TASK OBJECTIVE:
Look through the material and copy each line holding "name".

Dataset items
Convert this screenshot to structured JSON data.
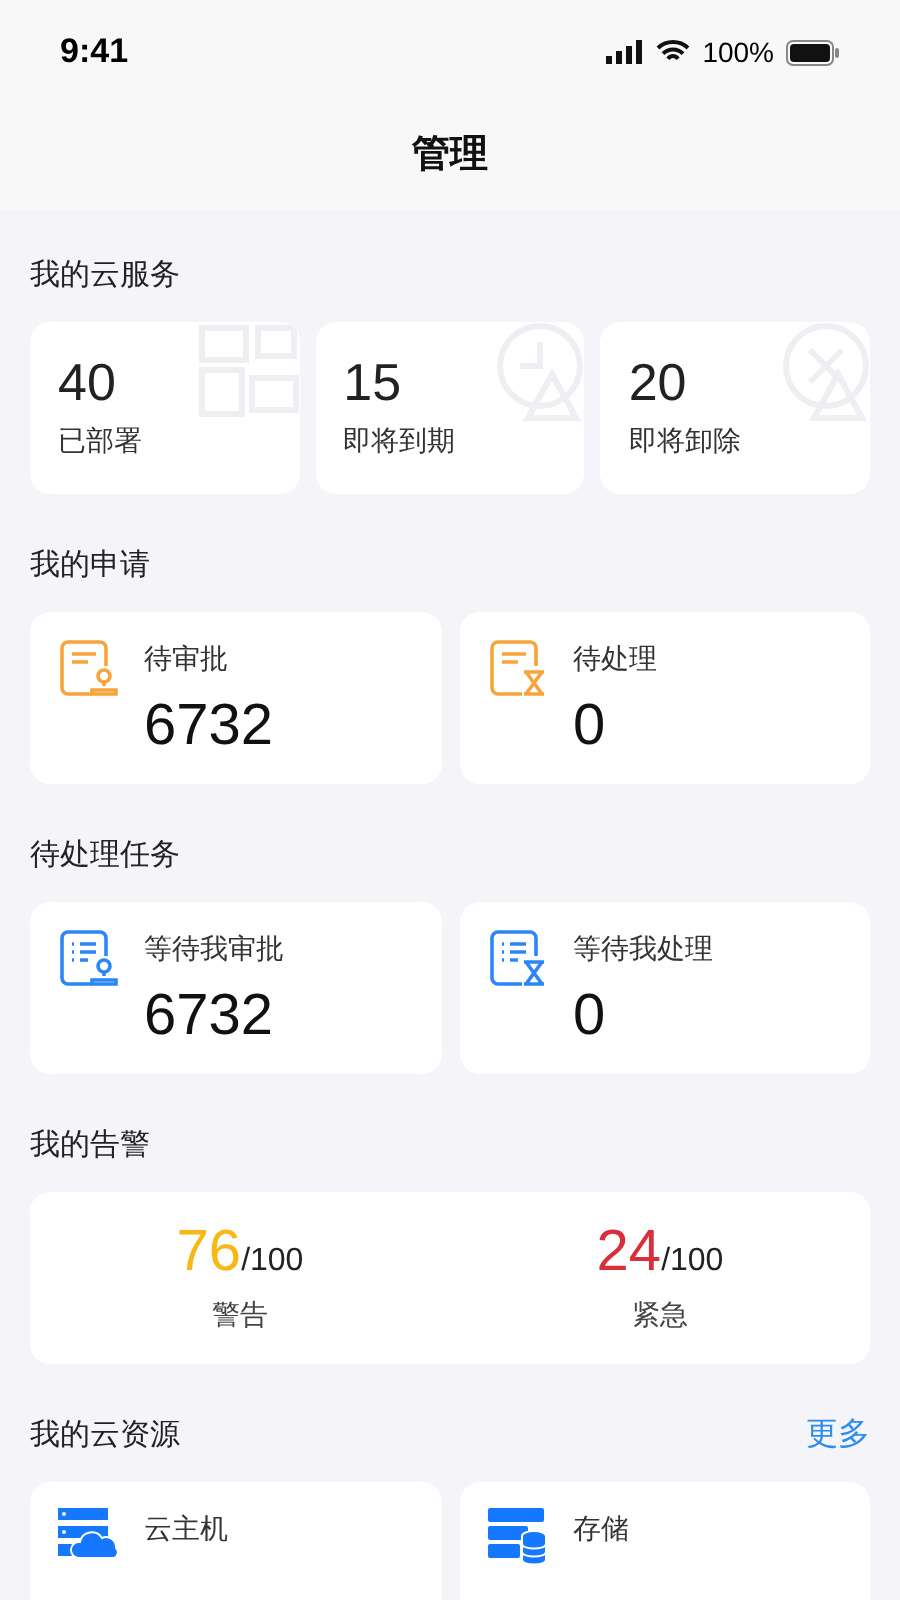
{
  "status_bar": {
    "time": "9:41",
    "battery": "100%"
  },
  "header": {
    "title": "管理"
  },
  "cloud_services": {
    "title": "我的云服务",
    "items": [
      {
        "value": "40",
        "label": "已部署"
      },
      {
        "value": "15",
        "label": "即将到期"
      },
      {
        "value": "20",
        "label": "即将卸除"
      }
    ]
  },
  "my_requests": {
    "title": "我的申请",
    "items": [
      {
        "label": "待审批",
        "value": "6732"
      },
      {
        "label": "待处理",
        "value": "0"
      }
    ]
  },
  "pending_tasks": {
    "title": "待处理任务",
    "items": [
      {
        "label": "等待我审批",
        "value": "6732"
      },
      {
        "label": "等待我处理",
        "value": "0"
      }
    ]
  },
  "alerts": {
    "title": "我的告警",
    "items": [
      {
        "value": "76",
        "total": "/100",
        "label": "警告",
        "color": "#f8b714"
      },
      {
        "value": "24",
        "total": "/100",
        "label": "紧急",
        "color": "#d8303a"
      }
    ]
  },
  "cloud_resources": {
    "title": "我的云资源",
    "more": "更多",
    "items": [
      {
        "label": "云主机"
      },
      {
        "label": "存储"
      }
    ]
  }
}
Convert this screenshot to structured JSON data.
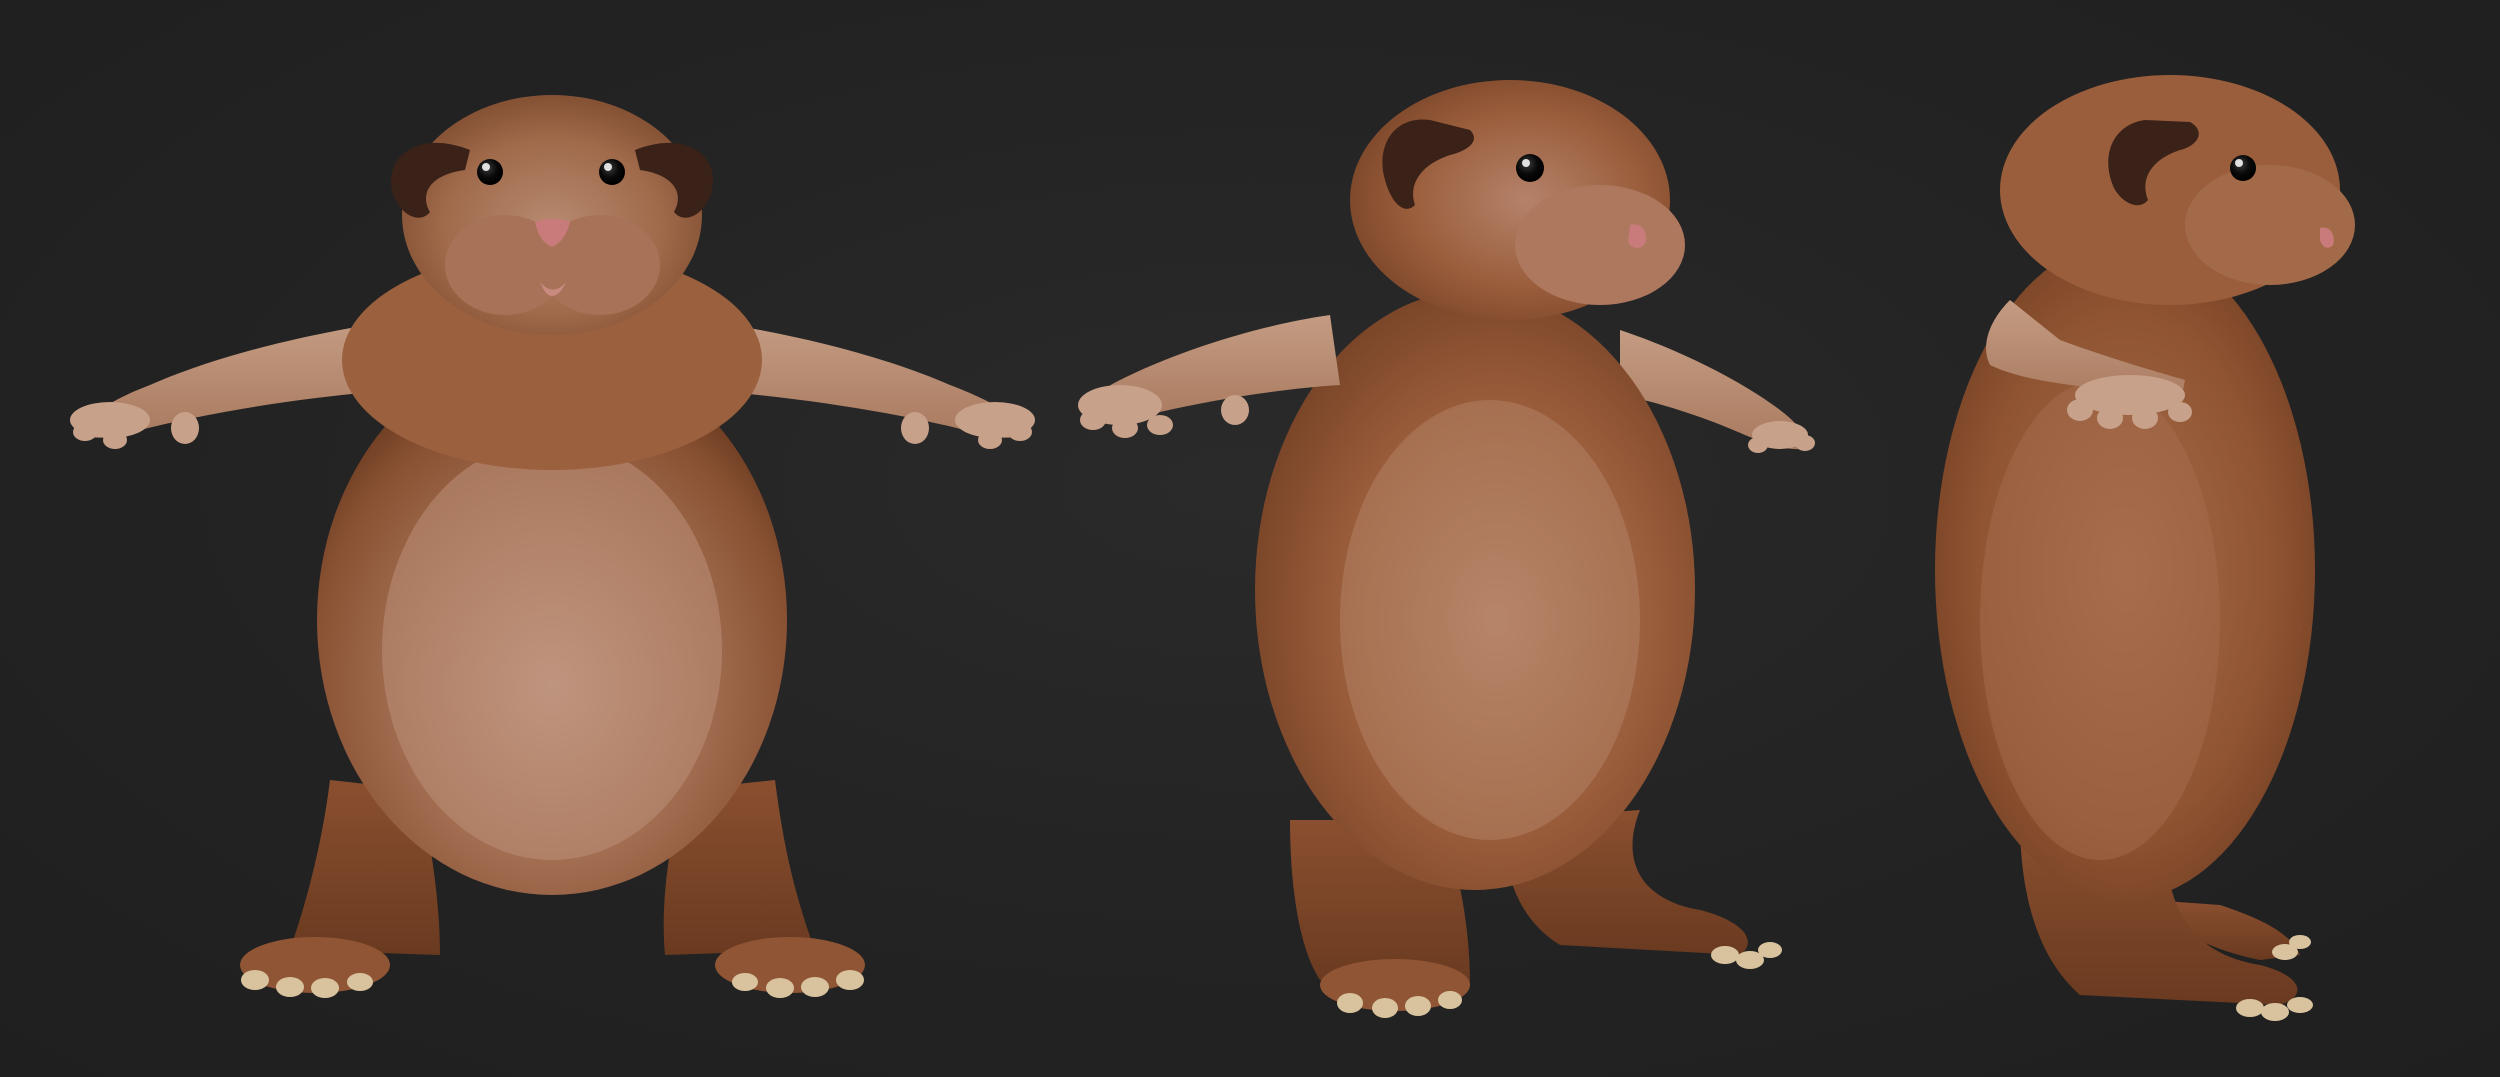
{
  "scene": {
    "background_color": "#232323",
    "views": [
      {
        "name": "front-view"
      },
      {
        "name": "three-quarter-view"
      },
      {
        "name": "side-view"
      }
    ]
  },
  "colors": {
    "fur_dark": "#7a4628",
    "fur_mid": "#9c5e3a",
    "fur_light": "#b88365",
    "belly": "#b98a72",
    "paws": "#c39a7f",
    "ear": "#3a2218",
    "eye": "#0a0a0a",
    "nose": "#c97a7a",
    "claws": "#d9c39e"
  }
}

COMPLETED TASK:
        "name": "front-view"
        "name": "three-quarter-view"
        "name": "side-view"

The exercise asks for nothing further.